# Task prompt
Repeat every entry word for word, skipping the pictures.

A block of data:
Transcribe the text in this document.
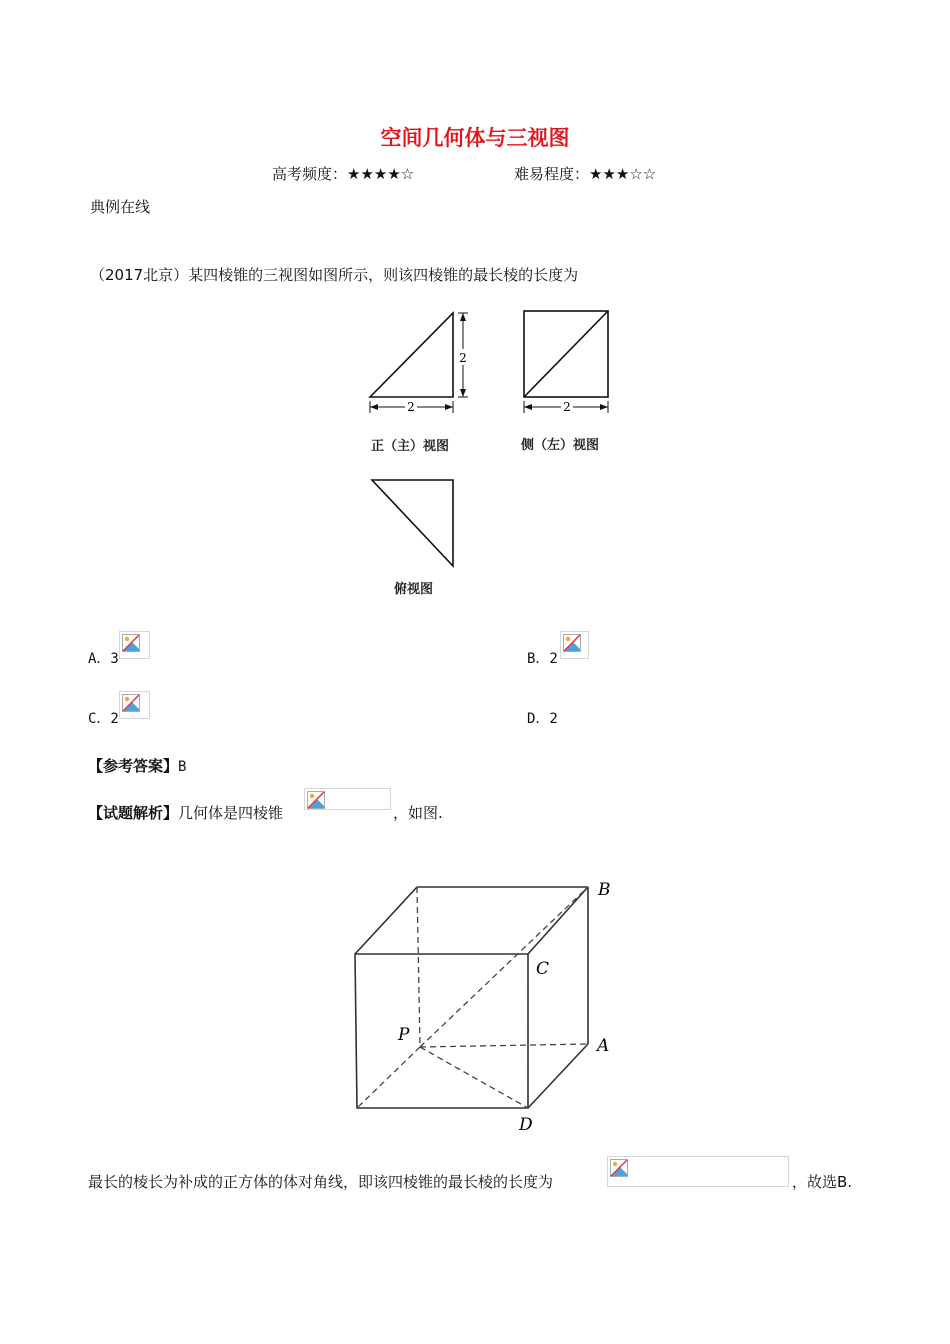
空间几何体与三视图
高考频度：★★★★☆	难易程度：★★★☆☆
典例在线
（2017北京）某四棱锥的三视图如图所示，则该四棱锥的最长棱的长度为
2
2	2
正（主）视图	侧（左）视图
俯视图
A．3	B．2
C．2	D．2
【参考答案】B
【试题解析】几何体是四棱锥	，如图.
B
C
P
A
D
最长的棱长为补成的正方体的体对角线，即该四棱锥的最长棱的长度为	，故选B.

# Response
Transcribe the text in this document.
空间几何体与三视图
高考频度：★★★★☆	难易程度：★★★☆☆
典例在线
（2017北京）某四棱锥的三视图如图所示，则该四棱锥的最长棱的长度为
2
2	2
正（主）视图	侧（左）视图
俯视图
A．3	B．2
C．2	D．2
【参考答案】B
【试题解析】几何体是四棱锥	，如图.
B
C
P
A
D
最长的棱长为补成的正方体的体对角线，即该四棱锥的最长棱的长度为	，故选B.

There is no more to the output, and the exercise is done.